** EXERCISE PROMPT **
Copy every entry word for word. Skip the pictures.

** ROWS **
········

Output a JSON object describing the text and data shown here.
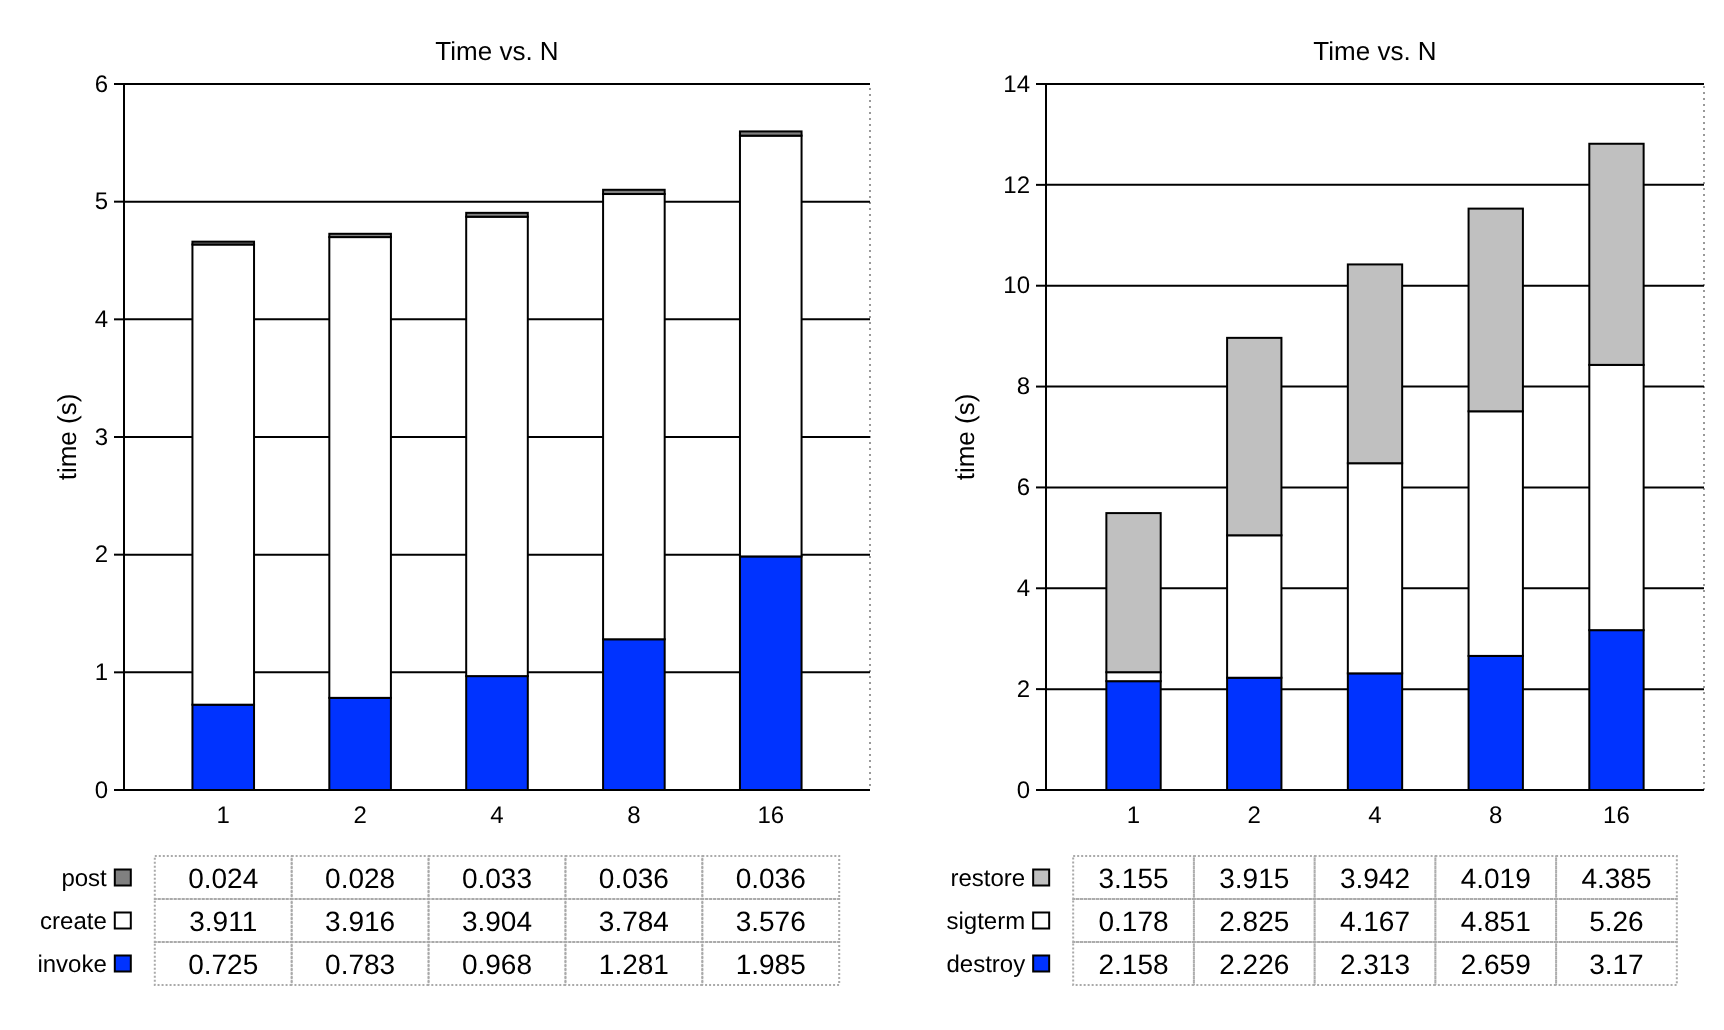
{
  "chart_data": [
    {
      "type": "bar",
      "title": "Time vs. N",
      "ylabel": "time (s)",
      "categories": [
        "1",
        "2",
        "4",
        "8",
        "16"
      ],
      "stacked": true,
      "ylim": [
        0,
        6
      ],
      "yticks": [
        0,
        1,
        2,
        3,
        4,
        5,
        6
      ],
      "grid": "y",
      "legend": "bottom",
      "data_labels": true,
      "series": [
        {
          "name": "invoke",
          "color": "#0033ff",
          "values": [
            0.725,
            0.783,
            0.968,
            1.281,
            1.985
          ]
        },
        {
          "name": "create",
          "color": "#ffffff",
          "values": [
            3.911,
            3.916,
            3.904,
            3.784,
            3.576
          ]
        },
        {
          "name": "post",
          "color": "#808080",
          "values": [
            0.024,
            0.028,
            0.033,
            0.036,
            0.036
          ]
        }
      ]
    },
    {
      "type": "bar",
      "title": "Time vs. N",
      "ylabel": "time (s)",
      "categories": [
        "1",
        "2",
        "4",
        "8",
        "16"
      ],
      "stacked": true,
      "ylim": [
        0,
        14
      ],
      "yticks": [
        0,
        2,
        4,
        6,
        8,
        10,
        12,
        14
      ],
      "grid": "y",
      "legend": "bottom",
      "data_labels": true,
      "series": [
        {
          "name": "destroy",
          "color": "#0033ff",
          "values": [
            2.158,
            2.226,
            2.313,
            2.659,
            3.17
          ]
        },
        {
          "name": "sigterm",
          "color": "#ffffff",
          "values": [
            0.178,
            2.825,
            4.167,
            4.851,
            5.26
          ]
        },
        {
          "name": "restore",
          "color": "#c0c0c0",
          "values": [
            3.155,
            3.915,
            3.942,
            4.019,
            4.385
          ]
        }
      ]
    }
  ]
}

········

** PROBLEM SOLUTION **
Output a JSON object describing the text and data shown here.
{
  "chart_data": [
    {
      "type": "bar",
      "title": "Time vs. N",
      "ylabel": "time (s)",
      "categories": [
        "1",
        "2",
        "4",
        "8",
        "16"
      ],
      "stacked": true,
      "ylim": [
        0,
        6
      ],
      "yticks": [
        0,
        1,
        2,
        3,
        4,
        5,
        6
      ],
      "grid": "y",
      "legend": "bottom",
      "data_labels": true,
      "series": [
        {
          "name": "invoke",
          "color": "#0033ff",
          "values": [
            0.725,
            0.783,
            0.968,
            1.281,
            1.985
          ]
        },
        {
          "name": "create",
          "color": "#ffffff",
          "values": [
            3.911,
            3.916,
            3.904,
            3.784,
            3.576
          ]
        },
        {
          "name": "post",
          "color": "#808080",
          "values": [
            0.024,
            0.028,
            0.033,
            0.036,
            0.036
          ]
        }
      ]
    },
    {
      "type": "bar",
      "title": "Time vs. N",
      "ylabel": "time (s)",
      "categories": [
        "1",
        "2",
        "4",
        "8",
        "16"
      ],
      "stacked": true,
      "ylim": [
        0,
        14
      ],
      "yticks": [
        0,
        2,
        4,
        6,
        8,
        10,
        12,
        14
      ],
      "grid": "y",
      "legend": "bottom",
      "data_labels": true,
      "series": [
        {
          "name": "destroy",
          "color": "#0033ff",
          "values": [
            2.158,
            2.226,
            2.313,
            2.659,
            3.17
          ]
        },
        {
          "name": "sigterm",
          "color": "#ffffff",
          "values": [
            0.178,
            2.825,
            4.167,
            4.851,
            5.26
          ]
        },
        {
          "name": "restore",
          "color": "#c0c0c0",
          "values": [
            3.155,
            3.915,
            3.942,
            4.019,
            4.385
          ]
        }
      ]
    }
  ]
}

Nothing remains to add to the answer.